[WHAT THE EXERCISE ASKS]
Select the lines that contain "user" and copy each of them.

[RECORDS FOR THIS TASK]
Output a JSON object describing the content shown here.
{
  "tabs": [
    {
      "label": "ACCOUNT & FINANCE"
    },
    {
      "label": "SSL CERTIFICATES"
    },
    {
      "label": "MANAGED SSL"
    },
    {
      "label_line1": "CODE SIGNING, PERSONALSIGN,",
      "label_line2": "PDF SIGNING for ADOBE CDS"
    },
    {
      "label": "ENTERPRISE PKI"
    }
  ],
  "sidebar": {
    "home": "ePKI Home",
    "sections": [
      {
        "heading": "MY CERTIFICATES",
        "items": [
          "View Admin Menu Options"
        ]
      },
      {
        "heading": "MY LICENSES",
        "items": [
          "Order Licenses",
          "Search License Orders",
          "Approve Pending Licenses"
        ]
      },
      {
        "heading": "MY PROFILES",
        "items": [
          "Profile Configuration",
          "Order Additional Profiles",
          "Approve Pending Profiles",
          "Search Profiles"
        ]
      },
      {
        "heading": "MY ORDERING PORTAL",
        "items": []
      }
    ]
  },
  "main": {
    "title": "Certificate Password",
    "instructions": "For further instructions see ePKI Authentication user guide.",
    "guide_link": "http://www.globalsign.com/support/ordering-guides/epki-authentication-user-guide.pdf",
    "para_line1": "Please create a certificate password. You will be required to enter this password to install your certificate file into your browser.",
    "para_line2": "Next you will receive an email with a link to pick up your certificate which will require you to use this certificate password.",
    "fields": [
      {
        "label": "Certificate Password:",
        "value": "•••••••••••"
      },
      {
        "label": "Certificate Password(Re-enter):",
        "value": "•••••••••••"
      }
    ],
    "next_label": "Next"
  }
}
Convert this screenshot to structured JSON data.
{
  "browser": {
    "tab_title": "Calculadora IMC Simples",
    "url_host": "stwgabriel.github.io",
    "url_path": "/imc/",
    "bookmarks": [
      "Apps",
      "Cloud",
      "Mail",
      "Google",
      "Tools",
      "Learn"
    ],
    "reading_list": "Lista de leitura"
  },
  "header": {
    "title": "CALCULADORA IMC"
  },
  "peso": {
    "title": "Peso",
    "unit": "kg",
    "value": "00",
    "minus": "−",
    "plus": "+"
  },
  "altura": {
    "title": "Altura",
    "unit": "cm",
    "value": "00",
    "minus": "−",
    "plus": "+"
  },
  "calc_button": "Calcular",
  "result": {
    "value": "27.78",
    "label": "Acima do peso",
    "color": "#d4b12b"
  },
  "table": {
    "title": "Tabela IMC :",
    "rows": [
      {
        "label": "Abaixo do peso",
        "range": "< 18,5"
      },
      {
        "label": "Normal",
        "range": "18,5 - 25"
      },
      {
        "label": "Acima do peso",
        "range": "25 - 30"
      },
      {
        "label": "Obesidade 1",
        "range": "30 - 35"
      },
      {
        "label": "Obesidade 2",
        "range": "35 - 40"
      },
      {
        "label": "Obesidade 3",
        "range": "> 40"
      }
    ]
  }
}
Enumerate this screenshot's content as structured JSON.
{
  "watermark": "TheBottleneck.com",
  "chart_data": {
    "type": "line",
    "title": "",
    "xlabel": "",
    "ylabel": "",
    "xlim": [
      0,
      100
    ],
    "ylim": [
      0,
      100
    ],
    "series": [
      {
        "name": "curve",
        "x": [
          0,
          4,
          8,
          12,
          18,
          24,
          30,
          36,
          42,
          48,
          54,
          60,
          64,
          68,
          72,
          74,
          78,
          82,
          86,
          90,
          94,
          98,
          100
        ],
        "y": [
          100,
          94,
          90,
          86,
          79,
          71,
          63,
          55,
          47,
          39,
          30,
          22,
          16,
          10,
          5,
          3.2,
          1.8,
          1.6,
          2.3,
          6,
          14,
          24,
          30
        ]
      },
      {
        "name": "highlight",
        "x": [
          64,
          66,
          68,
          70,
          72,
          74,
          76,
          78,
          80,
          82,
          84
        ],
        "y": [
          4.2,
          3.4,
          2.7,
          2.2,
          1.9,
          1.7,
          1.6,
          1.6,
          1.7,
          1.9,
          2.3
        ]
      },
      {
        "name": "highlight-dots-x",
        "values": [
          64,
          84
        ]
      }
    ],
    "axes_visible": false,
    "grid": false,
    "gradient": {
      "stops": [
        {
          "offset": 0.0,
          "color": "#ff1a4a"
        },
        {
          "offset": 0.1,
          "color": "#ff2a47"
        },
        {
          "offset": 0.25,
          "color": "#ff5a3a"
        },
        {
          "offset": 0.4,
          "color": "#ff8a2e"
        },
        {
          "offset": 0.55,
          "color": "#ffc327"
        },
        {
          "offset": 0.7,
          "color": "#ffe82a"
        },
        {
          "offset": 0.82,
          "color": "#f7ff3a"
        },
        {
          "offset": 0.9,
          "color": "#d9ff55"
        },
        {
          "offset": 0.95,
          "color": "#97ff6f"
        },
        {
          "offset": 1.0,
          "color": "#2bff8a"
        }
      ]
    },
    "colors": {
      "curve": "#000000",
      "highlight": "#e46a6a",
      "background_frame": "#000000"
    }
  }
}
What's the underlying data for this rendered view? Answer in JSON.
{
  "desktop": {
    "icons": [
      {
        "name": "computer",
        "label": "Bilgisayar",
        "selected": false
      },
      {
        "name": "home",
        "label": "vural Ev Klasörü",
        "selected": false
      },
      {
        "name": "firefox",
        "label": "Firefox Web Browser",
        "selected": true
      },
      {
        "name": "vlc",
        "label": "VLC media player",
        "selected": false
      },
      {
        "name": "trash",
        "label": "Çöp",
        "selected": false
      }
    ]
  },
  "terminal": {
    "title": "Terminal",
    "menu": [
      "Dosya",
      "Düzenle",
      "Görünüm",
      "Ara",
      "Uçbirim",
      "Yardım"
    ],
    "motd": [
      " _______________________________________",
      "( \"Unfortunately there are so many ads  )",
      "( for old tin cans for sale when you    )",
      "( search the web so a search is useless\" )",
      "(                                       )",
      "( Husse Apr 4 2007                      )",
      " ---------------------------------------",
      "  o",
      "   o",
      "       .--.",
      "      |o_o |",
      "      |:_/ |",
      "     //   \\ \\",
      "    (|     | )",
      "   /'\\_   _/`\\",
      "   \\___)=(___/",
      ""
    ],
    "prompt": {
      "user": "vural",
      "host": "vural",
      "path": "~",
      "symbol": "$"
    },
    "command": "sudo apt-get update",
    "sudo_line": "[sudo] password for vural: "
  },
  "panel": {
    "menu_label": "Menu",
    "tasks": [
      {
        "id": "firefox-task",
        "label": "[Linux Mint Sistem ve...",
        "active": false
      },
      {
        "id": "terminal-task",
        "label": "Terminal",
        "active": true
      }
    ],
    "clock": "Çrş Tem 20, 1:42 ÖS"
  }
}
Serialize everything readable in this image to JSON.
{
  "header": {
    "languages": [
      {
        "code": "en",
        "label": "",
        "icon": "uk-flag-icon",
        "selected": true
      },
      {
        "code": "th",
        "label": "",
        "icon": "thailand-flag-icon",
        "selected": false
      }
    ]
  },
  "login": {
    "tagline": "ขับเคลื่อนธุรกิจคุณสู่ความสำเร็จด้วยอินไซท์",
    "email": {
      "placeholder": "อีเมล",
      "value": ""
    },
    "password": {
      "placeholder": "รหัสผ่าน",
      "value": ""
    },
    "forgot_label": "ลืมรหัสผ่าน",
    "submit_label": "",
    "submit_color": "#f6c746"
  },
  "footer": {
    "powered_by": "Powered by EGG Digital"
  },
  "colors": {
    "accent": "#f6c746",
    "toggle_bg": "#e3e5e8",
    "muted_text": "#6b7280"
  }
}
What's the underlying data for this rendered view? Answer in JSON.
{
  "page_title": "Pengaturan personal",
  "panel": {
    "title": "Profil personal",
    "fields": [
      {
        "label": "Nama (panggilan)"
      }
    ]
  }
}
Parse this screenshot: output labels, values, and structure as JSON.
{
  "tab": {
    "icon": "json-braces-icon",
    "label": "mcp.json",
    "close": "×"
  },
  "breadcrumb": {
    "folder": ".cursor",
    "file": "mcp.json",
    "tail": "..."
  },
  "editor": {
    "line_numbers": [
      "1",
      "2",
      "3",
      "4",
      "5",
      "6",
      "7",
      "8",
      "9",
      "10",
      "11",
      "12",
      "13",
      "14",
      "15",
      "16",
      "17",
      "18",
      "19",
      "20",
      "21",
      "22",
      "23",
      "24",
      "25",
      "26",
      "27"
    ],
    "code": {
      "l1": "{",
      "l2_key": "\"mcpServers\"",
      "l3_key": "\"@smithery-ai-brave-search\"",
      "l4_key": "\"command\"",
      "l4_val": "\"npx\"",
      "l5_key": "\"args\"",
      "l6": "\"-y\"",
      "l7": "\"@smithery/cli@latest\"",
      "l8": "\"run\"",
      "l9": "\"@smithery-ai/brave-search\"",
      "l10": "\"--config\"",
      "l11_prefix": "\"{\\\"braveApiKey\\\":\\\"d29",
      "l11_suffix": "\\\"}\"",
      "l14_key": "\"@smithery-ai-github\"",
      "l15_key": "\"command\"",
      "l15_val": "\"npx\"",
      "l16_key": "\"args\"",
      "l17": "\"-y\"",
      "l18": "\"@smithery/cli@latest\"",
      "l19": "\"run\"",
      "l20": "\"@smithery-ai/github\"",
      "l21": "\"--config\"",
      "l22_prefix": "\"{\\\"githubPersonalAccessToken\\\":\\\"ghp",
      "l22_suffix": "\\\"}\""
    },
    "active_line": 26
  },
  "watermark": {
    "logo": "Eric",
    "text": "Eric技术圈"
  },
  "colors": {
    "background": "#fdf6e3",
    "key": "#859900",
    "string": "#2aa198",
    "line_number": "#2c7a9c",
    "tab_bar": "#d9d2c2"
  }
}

[WRITTEN REPLY]
    "instructions": "For further instructions see ePKI Authentication user guide.",
    "guide_link": "http://www.globalsign.com/support/ordering-guides/epki-authentication-user-guide.pdf",
      "user": "vural",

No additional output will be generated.